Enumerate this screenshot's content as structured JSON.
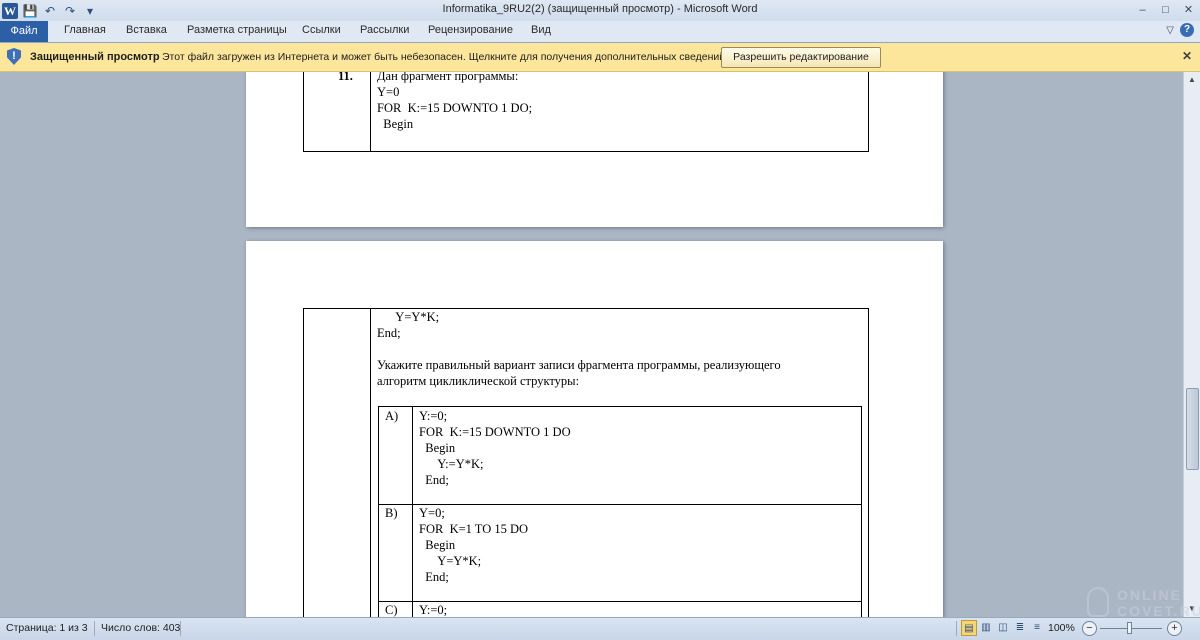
{
  "window": {
    "title": "Informatika_9RU2(2) (защищенный просмотр)  -  Microsoft Word",
    "controls": {
      "minimize": "–",
      "maximize": "□",
      "close": "✕"
    }
  },
  "qat": {
    "word_icon": "W",
    "save": "💾",
    "undo": "↶",
    "redo": "↷",
    "customize": "▾"
  },
  "ribbon": {
    "tabs": [
      "Файл",
      "Главная",
      "Вставка",
      "Разметка страницы",
      "Ссылки",
      "Рассылки",
      "Рецензирование",
      "Вид"
    ],
    "help_chevron": "▽",
    "help_icon": "?"
  },
  "message_bar": {
    "title": "Защищенный просмотр",
    "text": "Этот файл загружен из Интернета и может быть небезопасен. Щелкните для получения дополнительных сведений.",
    "button": "Разрешить редактирование",
    "close": "✕",
    "icon": "shield-icon"
  },
  "document": {
    "page1": {
      "question_number": "11.",
      "lines": [
        "Дан фрагмент программы:",
        "Y=0",
        "FOR  K:=15 DOWNTO 1 DO;",
        "  Begin"
      ]
    },
    "page2": {
      "lines": [
        "      Y=Y*K;",
        "End;"
      ],
      "prompt": [
        "Укажите правильный вариант записи фрагмента программы, реализующего",
        "алгоритм цикликлической структуры:"
      ],
      "options": [
        {
          "label": "A)",
          "lines": [
            "Y:=0;",
            "FOR  K:=15 DOWNTO 1 DO",
            "  Begin",
            "      Y:=Y*K;",
            "  End;"
          ]
        },
        {
          "label": "B)",
          "lines": [
            "Y=0;",
            "FOR  K=1 TO 15 DO",
            "  Begin",
            "      Y=Y*K;",
            "  End;"
          ]
        },
        {
          "label": "C)",
          "lines": [
            "Y:=0;"
          ]
        }
      ]
    }
  },
  "statusbar": {
    "page": "Страница: 1 из 3",
    "words": "Число слов: 403",
    "zoom": "100%",
    "zoom_minus": "−",
    "zoom_plus": "+"
  },
  "watermark": {
    "line1": "ONLINE",
    "line2": "COVET.RU"
  }
}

══════

* **Your objective**: Give the entries again without a single change, but with no pictures.

* **Response for this exercise**:
Enumerate this screenshot's content as structured JSON.
{
  "window": {
    "title": "Informatika_9RU2(2) (защищенный просмотр)  -  Microsoft Word",
    "controls": {
      "minimize": "–",
      "maximize": "□",
      "close": "✕"
    }
  },
  "qat": {
    "word_icon": "W",
    "save": "💾",
    "undo": "↶",
    "redo": "↷",
    "customize": "▾"
  },
  "ribbon": {
    "tabs": [
      "Файл",
      "Главная",
      "Вставка",
      "Разметка страницы",
      "Ссылки",
      "Рассылки",
      "Рецензирование",
      "Вид"
    ],
    "help_chevron": "▽",
    "help_icon": "?"
  },
  "message_bar": {
    "title": "Защищенный просмотр",
    "text": "Этот файл загружен из Интернета и может быть небезопасен. Щелкните для получения дополнительных сведений.",
    "button": "Разрешить редактирование",
    "close": "✕",
    "icon": "shield-icon"
  },
  "document": {
    "page1": {
      "question_number": "11.",
      "lines": [
        "Дан фрагмент программы:",
        "Y=0",
        "FOR  K:=15 DOWNTO 1 DO;",
        "  Begin"
      ]
    },
    "page2": {
      "lines": [
        "      Y=Y*K;",
        "End;"
      ],
      "prompt": [
        "Укажите правильный вариант записи фрагмента программы, реализующего",
        "алгоритм цикликлической структуры:"
      ],
      "options": [
        {
          "label": "A)",
          "lines": [
            "Y:=0;",
            "FOR  K:=15 DOWNTO 1 DO",
            "  Begin",
            "      Y:=Y*K;",
            "  End;"
          ]
        },
        {
          "label": "B)",
          "lines": [
            "Y=0;",
            "FOR  K=1 TO 15 DO",
            "  Begin",
            "      Y=Y*K;",
            "  End;"
          ]
        },
        {
          "label": "C)",
          "lines": [
            "Y:=0;"
          ]
        }
      ]
    }
  },
  "statusbar": {
    "page": "Страница: 1 из 3",
    "words": "Число слов: 403",
    "zoom": "100%",
    "zoom_minus": "−",
    "zoom_plus": "+"
  },
  "watermark": {
    "line1": "ONLINE",
    "line2": "COVET.RU"
  }
}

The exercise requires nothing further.